◆ **SET TASK**: Go through the listing and return every line with "running" in it.

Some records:
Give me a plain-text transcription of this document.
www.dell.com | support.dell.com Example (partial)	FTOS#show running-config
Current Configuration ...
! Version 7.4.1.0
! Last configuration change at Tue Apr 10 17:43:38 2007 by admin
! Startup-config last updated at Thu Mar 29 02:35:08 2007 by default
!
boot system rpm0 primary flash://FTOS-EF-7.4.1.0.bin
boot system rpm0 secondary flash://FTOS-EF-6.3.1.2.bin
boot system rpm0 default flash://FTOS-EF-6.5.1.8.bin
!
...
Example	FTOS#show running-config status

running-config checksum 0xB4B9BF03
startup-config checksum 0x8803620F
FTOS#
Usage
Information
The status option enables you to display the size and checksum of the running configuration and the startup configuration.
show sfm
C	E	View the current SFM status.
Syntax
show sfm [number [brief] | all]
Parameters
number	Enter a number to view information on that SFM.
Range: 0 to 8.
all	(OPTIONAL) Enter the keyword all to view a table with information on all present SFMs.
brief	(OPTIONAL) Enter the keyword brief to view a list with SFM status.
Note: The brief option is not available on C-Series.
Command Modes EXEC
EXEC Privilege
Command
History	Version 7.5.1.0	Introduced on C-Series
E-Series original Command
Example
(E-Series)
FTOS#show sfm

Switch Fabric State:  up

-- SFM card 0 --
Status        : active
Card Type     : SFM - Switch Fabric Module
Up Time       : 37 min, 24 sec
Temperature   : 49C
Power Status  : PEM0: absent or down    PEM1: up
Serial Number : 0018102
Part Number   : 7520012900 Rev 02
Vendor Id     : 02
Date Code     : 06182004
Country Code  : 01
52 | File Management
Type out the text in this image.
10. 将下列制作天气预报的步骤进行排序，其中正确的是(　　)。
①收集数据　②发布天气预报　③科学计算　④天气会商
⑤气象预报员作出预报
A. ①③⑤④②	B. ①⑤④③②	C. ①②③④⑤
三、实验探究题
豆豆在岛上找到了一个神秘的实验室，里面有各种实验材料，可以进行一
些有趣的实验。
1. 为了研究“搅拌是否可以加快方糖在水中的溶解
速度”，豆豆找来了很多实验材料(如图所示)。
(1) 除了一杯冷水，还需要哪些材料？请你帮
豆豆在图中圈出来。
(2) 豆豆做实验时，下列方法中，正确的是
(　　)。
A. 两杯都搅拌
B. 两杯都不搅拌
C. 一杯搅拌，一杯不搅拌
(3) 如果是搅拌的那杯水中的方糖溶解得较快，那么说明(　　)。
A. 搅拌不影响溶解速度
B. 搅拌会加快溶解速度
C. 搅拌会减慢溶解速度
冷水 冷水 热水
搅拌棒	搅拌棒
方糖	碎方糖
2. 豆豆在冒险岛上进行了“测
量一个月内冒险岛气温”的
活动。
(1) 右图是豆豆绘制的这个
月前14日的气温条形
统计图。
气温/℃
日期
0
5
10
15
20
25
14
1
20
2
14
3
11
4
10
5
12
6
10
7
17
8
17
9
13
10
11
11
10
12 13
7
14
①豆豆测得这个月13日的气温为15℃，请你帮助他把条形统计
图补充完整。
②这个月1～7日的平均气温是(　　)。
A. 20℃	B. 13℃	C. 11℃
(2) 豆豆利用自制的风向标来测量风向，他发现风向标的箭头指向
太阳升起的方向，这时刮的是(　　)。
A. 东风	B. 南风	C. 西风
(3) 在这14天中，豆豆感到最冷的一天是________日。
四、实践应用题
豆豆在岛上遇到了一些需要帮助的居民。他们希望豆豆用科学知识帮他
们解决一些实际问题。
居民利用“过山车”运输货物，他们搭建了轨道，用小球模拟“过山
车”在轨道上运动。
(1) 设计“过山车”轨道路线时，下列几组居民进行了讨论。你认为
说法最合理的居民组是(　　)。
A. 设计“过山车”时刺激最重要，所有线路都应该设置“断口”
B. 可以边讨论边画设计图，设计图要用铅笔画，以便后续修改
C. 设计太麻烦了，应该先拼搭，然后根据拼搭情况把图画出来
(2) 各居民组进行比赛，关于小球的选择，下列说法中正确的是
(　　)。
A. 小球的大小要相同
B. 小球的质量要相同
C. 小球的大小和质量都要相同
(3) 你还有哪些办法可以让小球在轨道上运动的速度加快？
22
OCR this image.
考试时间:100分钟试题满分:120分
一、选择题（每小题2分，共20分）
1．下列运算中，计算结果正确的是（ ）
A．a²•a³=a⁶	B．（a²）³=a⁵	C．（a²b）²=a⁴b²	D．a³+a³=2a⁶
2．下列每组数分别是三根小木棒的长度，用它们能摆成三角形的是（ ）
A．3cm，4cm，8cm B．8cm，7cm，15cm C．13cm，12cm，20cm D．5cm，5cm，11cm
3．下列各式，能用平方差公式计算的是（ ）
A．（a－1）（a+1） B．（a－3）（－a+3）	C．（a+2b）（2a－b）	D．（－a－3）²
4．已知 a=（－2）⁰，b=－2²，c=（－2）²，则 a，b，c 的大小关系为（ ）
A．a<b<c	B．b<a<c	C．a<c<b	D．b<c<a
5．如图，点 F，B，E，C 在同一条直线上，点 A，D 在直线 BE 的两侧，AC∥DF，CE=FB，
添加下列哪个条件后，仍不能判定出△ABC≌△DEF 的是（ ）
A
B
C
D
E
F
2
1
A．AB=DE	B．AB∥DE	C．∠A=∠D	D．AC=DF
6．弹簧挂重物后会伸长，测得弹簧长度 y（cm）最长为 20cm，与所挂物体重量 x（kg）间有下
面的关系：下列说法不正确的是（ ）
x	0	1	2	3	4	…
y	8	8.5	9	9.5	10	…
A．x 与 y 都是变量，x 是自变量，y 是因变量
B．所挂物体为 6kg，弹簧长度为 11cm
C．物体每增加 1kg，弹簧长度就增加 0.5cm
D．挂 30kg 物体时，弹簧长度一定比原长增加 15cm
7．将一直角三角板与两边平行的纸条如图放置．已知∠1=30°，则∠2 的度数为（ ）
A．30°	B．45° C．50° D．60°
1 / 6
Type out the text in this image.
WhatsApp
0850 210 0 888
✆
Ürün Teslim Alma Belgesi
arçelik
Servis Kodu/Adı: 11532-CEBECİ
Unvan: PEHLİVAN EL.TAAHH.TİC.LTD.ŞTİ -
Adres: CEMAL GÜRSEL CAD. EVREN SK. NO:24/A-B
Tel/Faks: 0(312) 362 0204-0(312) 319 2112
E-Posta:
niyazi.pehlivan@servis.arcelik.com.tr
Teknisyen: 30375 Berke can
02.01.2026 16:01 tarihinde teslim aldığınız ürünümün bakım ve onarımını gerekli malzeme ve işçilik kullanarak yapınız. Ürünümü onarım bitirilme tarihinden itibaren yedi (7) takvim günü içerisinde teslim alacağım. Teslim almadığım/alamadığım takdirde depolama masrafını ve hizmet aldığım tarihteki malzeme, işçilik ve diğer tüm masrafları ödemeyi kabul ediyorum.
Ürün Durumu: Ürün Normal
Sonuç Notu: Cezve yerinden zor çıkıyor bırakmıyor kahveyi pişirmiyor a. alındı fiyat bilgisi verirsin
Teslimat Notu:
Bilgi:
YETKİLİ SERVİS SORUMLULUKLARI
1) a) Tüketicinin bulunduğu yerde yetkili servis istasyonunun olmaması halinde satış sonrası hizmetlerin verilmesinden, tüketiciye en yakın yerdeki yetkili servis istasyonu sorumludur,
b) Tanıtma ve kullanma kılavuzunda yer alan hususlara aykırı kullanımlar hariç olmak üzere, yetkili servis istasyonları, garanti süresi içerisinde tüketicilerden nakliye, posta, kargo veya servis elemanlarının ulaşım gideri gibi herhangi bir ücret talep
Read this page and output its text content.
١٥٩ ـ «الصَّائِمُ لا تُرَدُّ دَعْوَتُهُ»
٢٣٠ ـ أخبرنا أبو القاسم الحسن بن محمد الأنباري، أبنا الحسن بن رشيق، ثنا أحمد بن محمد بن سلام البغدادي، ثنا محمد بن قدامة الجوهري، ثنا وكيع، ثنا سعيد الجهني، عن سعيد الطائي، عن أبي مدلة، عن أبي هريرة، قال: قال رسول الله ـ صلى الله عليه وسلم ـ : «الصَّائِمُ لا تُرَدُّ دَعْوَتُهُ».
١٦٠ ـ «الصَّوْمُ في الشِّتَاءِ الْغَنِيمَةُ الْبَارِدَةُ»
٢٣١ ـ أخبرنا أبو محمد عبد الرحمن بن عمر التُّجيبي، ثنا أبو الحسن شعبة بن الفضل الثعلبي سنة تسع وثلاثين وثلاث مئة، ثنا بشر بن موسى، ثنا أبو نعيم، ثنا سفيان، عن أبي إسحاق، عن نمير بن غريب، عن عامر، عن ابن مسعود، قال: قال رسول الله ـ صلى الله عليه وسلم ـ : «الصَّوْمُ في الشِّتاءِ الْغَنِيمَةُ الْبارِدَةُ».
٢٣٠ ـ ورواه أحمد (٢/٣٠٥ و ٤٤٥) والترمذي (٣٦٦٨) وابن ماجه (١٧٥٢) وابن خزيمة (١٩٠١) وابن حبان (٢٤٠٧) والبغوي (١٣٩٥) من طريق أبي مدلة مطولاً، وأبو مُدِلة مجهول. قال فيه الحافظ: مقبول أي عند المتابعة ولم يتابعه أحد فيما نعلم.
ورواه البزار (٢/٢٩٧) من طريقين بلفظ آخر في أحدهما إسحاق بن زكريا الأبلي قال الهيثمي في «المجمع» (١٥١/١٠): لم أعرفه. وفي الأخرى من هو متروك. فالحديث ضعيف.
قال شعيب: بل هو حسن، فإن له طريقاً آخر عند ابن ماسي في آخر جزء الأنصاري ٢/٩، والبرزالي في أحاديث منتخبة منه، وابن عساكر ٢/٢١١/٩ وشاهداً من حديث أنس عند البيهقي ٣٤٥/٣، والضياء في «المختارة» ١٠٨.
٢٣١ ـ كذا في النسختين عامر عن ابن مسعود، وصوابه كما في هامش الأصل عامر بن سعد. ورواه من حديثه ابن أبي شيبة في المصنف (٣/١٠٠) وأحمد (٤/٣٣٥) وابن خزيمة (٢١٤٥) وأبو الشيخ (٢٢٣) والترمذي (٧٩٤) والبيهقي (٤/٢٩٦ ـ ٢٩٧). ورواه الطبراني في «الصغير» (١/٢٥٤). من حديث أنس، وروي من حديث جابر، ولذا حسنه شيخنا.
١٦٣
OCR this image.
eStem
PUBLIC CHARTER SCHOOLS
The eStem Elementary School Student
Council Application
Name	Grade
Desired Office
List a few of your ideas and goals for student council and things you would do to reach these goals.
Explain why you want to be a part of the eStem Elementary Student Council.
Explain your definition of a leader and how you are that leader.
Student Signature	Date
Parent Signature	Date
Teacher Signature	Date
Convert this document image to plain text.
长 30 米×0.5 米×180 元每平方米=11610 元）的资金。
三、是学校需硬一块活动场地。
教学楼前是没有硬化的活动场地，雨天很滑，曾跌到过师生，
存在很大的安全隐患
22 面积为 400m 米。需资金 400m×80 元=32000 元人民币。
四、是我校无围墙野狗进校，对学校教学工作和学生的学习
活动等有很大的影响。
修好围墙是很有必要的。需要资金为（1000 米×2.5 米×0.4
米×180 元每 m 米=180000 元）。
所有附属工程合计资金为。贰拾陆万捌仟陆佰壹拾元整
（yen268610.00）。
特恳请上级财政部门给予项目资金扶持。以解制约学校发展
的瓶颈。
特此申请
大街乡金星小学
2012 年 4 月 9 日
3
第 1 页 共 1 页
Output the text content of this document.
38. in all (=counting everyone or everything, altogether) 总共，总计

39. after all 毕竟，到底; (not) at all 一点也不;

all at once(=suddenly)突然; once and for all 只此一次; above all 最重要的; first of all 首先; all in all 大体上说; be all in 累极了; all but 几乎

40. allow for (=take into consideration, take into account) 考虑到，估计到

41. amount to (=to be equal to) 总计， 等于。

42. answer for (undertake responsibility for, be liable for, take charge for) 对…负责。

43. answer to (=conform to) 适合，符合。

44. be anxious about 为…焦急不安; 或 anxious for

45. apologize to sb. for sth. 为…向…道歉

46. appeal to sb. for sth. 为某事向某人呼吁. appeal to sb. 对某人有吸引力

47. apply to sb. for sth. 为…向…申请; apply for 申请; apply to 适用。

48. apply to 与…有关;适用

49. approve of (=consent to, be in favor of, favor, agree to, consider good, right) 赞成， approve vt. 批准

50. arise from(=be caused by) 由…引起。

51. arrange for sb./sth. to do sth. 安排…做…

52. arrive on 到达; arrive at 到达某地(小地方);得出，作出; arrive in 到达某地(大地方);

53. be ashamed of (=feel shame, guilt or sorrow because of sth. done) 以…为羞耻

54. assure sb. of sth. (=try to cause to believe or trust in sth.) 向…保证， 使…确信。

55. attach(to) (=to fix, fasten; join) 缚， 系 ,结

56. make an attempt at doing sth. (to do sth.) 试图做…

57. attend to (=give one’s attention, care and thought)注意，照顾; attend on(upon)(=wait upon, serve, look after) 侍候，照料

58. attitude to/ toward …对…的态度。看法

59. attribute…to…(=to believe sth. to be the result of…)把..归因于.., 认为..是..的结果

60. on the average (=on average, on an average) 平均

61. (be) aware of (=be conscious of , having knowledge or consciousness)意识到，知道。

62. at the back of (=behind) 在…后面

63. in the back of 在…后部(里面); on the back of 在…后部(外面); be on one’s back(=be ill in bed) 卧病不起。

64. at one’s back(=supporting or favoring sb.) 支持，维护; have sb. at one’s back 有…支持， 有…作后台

◆ **TASK ANSWER**:
www.dell.com | support.dell.com Example (partial)	FTOS#show running-config
Example	FTOS#show running-config status
running-config checksum 0xB4B9BF03
The status option enables you to display the size and checksum of the running configuration and the startup configuration.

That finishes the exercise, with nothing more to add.